Given request:
Lines holding the string "sunset" are the ones to copy; find them all in the data.

[Items from a data source]
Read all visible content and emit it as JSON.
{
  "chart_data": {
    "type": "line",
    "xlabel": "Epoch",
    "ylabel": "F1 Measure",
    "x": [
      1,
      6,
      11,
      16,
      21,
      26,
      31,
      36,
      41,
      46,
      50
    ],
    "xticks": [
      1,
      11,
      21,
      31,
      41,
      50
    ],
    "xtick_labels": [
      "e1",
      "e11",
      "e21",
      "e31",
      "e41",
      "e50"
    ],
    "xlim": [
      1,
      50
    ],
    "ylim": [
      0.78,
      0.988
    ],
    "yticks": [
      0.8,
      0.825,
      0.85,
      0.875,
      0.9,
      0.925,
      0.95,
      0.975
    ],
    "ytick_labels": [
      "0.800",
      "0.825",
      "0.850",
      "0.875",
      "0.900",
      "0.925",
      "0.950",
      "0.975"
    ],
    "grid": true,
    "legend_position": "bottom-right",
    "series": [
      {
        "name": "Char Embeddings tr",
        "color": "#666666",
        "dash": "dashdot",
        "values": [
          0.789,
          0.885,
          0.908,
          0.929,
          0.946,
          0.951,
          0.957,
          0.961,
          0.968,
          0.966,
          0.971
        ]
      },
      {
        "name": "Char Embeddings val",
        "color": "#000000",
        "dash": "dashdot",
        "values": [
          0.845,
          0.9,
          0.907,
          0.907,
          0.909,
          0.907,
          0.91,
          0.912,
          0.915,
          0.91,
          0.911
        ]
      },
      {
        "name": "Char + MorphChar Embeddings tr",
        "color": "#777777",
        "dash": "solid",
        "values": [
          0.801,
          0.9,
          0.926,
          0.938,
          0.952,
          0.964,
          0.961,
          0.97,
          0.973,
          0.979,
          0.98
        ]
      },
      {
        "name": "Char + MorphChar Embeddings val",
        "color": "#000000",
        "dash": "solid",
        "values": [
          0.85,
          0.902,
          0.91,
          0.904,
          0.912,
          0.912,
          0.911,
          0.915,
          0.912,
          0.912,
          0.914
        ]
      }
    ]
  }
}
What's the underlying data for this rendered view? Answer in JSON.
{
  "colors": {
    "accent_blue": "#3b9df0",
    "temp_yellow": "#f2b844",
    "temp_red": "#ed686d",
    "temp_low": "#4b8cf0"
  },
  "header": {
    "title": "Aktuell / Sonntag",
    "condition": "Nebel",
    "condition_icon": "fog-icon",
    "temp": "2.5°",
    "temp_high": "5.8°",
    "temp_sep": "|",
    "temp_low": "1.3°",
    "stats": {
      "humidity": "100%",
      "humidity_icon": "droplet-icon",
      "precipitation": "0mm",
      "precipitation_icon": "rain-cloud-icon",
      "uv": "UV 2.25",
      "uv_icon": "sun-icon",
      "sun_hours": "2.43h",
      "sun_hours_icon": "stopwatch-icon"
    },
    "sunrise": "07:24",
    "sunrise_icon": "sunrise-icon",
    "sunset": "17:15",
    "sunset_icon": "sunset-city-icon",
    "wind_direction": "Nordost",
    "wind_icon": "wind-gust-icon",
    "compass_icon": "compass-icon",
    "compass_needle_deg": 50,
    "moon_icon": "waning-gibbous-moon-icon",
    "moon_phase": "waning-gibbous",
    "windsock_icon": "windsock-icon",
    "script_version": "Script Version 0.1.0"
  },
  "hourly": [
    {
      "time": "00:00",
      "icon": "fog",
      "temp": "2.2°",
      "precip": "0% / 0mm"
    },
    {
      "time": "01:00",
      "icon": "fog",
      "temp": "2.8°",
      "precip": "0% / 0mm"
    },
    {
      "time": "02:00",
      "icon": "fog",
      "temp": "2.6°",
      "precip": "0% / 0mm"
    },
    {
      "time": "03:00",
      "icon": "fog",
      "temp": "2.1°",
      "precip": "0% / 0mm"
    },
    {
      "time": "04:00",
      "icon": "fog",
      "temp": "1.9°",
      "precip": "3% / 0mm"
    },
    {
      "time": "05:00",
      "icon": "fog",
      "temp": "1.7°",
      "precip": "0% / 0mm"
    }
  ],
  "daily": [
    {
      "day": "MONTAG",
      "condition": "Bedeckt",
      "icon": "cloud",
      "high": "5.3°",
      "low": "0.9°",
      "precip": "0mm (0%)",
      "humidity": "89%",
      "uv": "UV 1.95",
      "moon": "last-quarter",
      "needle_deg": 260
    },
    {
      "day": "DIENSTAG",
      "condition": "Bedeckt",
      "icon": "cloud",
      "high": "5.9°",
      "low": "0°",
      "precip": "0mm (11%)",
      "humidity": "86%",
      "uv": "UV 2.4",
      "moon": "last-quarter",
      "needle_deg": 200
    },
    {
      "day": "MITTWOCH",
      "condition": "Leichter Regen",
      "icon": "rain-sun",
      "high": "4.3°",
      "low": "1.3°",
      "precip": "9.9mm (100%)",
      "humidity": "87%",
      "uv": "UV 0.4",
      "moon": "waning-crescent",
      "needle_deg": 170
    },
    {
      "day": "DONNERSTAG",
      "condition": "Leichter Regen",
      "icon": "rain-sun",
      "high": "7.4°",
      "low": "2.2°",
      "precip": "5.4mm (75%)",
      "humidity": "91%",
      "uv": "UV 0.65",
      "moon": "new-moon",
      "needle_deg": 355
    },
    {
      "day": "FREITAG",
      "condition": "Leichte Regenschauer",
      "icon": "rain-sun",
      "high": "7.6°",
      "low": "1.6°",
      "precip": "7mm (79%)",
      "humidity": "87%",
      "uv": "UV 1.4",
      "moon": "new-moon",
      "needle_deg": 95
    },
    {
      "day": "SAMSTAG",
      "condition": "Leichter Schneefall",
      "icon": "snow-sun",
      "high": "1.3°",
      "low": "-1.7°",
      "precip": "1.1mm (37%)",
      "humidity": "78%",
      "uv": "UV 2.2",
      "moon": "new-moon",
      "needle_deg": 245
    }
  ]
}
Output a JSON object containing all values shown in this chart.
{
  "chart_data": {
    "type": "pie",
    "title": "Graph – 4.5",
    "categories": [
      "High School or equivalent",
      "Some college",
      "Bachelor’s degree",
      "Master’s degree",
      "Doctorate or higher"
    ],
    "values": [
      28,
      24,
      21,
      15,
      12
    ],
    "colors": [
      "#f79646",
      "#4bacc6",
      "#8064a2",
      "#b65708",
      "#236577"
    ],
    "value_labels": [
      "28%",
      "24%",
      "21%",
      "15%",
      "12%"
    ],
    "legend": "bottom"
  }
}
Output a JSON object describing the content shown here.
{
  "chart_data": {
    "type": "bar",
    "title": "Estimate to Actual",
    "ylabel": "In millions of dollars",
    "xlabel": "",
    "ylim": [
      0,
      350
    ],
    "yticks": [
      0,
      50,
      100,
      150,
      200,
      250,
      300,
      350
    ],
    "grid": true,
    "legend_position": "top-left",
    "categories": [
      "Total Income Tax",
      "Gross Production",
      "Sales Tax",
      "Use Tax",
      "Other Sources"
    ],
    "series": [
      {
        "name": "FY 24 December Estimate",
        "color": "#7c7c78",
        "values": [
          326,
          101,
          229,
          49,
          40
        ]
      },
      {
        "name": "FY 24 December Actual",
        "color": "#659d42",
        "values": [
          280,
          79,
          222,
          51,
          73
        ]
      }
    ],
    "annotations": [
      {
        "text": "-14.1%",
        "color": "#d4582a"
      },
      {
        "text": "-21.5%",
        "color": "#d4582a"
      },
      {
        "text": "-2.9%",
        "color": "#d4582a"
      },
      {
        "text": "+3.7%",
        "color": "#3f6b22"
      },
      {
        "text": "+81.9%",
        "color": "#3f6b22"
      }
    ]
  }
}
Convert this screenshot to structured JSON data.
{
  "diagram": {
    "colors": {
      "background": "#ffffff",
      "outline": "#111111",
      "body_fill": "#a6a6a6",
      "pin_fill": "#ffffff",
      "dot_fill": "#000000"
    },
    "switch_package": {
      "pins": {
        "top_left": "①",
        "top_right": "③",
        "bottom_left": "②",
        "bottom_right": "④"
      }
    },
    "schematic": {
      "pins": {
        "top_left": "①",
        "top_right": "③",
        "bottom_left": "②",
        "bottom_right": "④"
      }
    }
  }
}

Final answer:
    "sunset": "17:15",
    "sunset_icon": "sunset-city-icon",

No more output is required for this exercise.